SHORT PROBLEM » Please lay out every line of the records below as a JSON list of strings, one string per line, with blank lines left out. Leave the pictures out of the answer.

RECORDS FOR THIS EXERCISE »
[start]
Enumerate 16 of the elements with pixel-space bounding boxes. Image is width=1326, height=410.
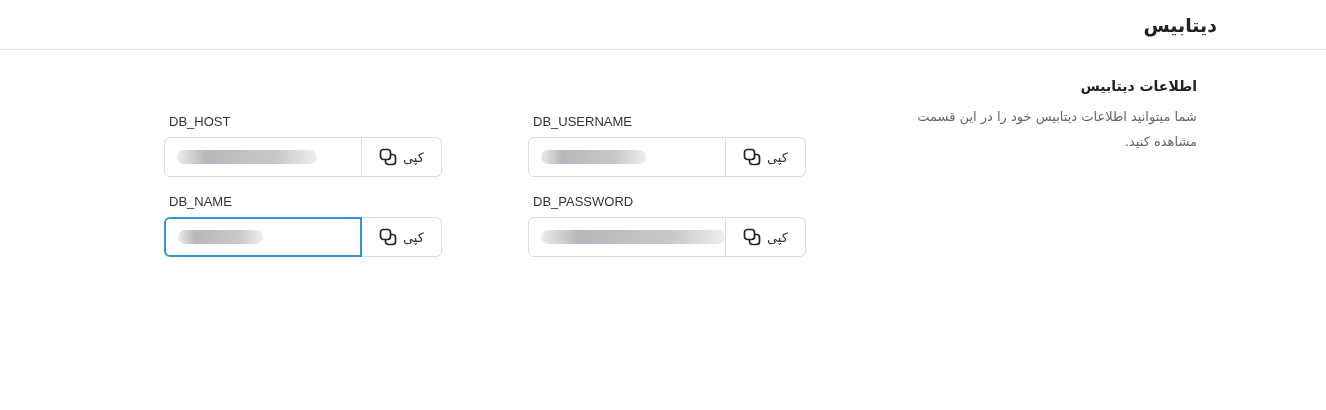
field-label: DB_PASSWORD	[532, 194, 635, 209]
section-description: شما میتوانید اطلاعات دیتابیس خود را در این قسمت مشاهده کنید.	[916, 108, 1197, 151]
field-label: DB_HOST	[168, 114, 232, 129]
copy-button[interactable]: کپی	[726, 137, 806, 177]
copy-button[interactable]: کپی	[362, 217, 442, 257]
copy-icon	[743, 228, 762, 246]
field-label: DB_NAME	[168, 194, 233, 209]
copy-icon	[379, 228, 398, 246]
section-heading: اطلاعات دیتابیس	[1079, 78, 1197, 94]
copy-button[interactable]: کپی	[726, 217, 806, 257]
field-label: DB_USERNAME	[532, 114, 633, 129]
page-title: دیتابیس	[1143, 13, 1217, 36]
copy-icon	[743, 148, 762, 166]
input-field[interactable]	[164, 217, 362, 257]
copy-icon	[379, 148, 398, 166]
copy-button[interactable]: کپی	[362, 137, 442, 177]
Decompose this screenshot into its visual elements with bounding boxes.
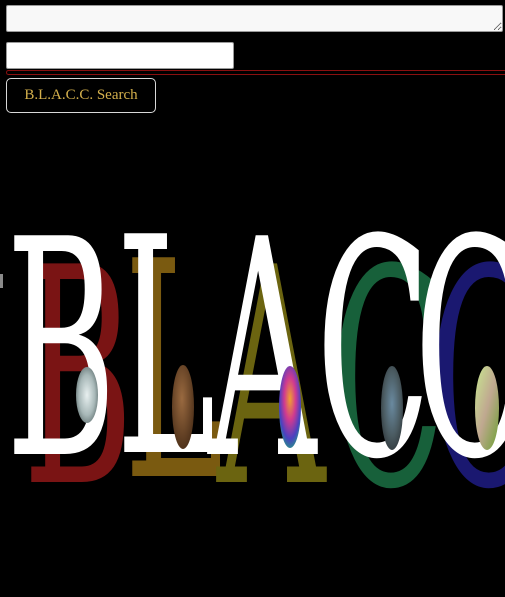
- letter-a-face: A: [207, 230, 318, 490]
- letter-l: L L: [116, 230, 224, 490]
- psychedelic-swirl-icon: [279, 366, 301, 448]
- mosaic-stone-icon: [381, 366, 403, 450]
- query-textarea[interactable]: [6, 5, 503, 32]
- letter-a: A A: [207, 230, 327, 490]
- search-input[interactable]: [6, 42, 234, 69]
- blacc-search-button[interactable]: B.L.A.C.C. Search: [6, 78, 156, 113]
- letter-c-2: C C: [414, 230, 505, 490]
- letter-b-face: B: [6, 230, 116, 490]
- green-leaf-icon: [475, 366, 499, 450]
- page: B.L.A.C.C. Search B B L L A A C C: [0, 0, 505, 597]
- letter-l-face: L: [116, 230, 216, 490]
- blacc-logo-banner: B B L L A A C C: [0, 230, 505, 490]
- horizontal-rule: [6, 70, 505, 75]
- marble-pattern-icon: [76, 367, 98, 423]
- wood-texture-icon: [172, 365, 194, 449]
- letter-b: B B: [6, 230, 133, 490]
- letter-c-2-face: C: [414, 230, 505, 490]
- blacc-logo: B B L L A A C C: [6, 230, 505, 490]
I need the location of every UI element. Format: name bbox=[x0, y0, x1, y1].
[end]
RESULT BELOW »
[
  "Enumerate 16 of the elements with pixel-space bounding boxes. Image is width=1326, height=410.",
  "field-label: DB_PASSWORD\t[532, 194, 635, 209]",
  "section-description: شما میتوانید اطلاعات دیتابیس خود را در این قسمت مشاهده کنید.\t[916, 108, 1197, 151]",
  "field-label: DB_HOST\t[168, 114, 232, 129]",
  "copy-button[interactable]: کپی\t[726, 137, 806, 177]",
  "copy-button[interactable]: کپی\t[362, 217, 442, 257]",
  "copy-icon\t[743, 228, 762, 246]",
  "field-label: DB_NAME\t[168, 194, 233, 209]",
  "copy-icon\t[379, 228, 398, 246]",
  "section-heading: اطلاعات دیتابیس\t[1079, 78, 1197, 94]",
  "copy-button[interactable]: کپی\t[726, 217, 806, 257]",
  "field-label: DB_USERNAME\t[532, 114, 633, 129]",
  "page-title: دیتابیس\t[1143, 13, 1217, 36]",
  "copy-icon\t[743, 148, 762, 166]",
  "input-field[interactable]\t[164, 217, 362, 257]",
  "copy-icon\t[379, 148, 398, 166]",
  "copy-button[interactable]: کپی\t[362, 137, 442, 177]",
  "Decompose this screenshot into its visual elements with bounding boxes.",
  "- letter-a-face: A: [207, 230, 318, 490]",
  "- letter-l: L L: [116, 230, 224, 490]",
  "- psychedelic-swirl-icon: [279, 366, 301, 448]",
  "- mosaic-stone-icon: [381, 366, 403, 450]",
  "- query-textarea[interactable]: [6, 5, 503, 32]",
  "- letter-a: A A: [207, 230, 327, 490]",
  "- search-input[interactable]: [6, 42, 234, 69]",
  "- blacc-search-button[interactable]: B.L.A.C.C. Search: [6, 78, 156, 113]",
  "- letter-c-2: C C: [414, 230, 505, 490]",
  "- letter-b-face: B: [6, 230, 116, 490]",
  "- green-leaf-icon: [475, 366, 499, 450]",
  "- page: B.L.A.C.C. Search B B L L A A C C: [0, 0, 505, 597]",
  "- letter-l-face: L: [116, 230, 216, 490]",
  "- blacc-logo-banner: B B L L A A C C: [0, 230, 505, 490]",
  "- horizontal-rule: [6, 70, 505, 75]",
  "- marble-pattern-icon: [76, 367, 98, 423]",
  "- wood-texture-icon: [172, 365, 194, 449]",
  "- letter-b: B B: [6, 230, 133, 490]",
  "- letter-c-2-face: C: [414, 230, 505, 490]",
  "- blacc-logo: B B L L A A C C: [6, 230, 505, 490]",
  "I need the location of every UI element. Format: name bbox=[x0, y0, x1, y1]."
]